Dataset items:
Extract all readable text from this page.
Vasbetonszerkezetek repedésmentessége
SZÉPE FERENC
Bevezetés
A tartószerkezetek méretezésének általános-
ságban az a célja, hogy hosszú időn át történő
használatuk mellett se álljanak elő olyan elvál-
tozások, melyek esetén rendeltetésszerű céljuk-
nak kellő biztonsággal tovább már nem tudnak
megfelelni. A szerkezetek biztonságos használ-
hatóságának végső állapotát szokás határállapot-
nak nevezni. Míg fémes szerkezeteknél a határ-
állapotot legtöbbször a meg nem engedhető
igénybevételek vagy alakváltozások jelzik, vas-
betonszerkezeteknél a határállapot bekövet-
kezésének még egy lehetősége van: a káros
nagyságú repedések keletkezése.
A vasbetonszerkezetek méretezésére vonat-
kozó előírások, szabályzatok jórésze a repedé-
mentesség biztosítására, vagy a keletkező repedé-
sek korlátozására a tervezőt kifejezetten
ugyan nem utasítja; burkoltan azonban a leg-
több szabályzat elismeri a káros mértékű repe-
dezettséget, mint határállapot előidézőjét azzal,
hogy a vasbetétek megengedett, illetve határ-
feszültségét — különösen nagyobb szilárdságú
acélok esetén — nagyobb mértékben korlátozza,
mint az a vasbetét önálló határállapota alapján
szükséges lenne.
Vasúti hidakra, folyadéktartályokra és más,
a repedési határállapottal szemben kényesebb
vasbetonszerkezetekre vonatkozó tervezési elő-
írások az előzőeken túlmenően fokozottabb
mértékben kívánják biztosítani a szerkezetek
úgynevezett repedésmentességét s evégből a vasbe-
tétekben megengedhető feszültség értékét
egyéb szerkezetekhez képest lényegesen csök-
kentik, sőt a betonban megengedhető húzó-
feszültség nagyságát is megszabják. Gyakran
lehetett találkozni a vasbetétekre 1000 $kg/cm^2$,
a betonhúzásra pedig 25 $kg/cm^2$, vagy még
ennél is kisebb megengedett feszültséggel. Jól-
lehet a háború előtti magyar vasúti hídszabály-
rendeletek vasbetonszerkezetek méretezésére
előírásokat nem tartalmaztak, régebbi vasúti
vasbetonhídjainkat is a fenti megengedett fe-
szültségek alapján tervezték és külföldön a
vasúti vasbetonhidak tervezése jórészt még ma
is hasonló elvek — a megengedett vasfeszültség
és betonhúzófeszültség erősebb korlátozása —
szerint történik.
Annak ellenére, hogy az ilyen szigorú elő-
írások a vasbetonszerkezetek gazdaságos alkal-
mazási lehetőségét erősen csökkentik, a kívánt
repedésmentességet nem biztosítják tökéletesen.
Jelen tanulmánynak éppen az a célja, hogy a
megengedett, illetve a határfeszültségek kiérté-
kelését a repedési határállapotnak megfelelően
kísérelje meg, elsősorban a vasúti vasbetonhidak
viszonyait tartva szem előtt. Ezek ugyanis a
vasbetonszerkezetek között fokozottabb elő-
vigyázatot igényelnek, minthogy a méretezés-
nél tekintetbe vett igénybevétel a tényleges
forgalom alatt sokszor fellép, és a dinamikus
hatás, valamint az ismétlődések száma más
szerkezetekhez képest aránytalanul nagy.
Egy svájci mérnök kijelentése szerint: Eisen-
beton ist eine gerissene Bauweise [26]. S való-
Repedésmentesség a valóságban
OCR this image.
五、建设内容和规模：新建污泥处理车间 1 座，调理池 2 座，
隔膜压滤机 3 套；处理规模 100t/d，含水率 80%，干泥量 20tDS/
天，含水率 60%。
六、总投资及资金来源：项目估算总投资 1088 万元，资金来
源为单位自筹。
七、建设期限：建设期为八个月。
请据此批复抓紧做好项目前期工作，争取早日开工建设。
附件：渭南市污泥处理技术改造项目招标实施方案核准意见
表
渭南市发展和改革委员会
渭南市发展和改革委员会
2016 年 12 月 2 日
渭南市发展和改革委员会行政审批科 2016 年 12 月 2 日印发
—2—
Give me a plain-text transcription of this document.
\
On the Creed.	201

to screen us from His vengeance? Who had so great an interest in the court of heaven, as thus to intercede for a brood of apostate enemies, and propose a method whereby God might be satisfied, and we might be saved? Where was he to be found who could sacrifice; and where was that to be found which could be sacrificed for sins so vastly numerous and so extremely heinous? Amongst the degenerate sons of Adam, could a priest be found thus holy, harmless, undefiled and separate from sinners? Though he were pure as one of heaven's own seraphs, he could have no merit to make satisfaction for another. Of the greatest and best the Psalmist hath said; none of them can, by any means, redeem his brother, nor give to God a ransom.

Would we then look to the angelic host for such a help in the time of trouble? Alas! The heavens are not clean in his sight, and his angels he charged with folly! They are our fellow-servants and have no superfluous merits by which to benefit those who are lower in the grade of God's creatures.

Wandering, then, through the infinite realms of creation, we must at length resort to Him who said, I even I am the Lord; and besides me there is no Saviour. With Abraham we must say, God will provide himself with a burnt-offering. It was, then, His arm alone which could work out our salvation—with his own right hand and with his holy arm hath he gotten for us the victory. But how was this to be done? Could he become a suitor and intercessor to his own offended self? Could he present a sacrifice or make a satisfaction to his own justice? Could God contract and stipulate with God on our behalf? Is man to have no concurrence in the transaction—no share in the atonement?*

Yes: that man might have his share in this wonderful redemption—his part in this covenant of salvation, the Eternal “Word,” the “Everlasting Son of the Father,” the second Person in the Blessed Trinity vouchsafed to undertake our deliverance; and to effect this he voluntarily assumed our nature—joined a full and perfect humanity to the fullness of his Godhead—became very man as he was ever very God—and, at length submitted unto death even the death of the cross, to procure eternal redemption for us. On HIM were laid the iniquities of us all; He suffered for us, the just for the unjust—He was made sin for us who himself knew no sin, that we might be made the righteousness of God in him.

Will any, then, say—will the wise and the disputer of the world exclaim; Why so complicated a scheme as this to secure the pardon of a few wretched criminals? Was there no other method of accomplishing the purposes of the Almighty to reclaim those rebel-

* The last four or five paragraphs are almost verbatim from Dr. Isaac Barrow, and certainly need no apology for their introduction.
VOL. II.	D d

GIVEN TASK:
Out of the records, collect only those lines that contain the string "vagy".

FINISHED ANSWER:
igénybevételek vagy alakváltozások jelzik, vas-
mentesség biztosítására, vagy a keletkező repedé-
a betonhúzásra pedig 25 $kg/cm^2$, vagy még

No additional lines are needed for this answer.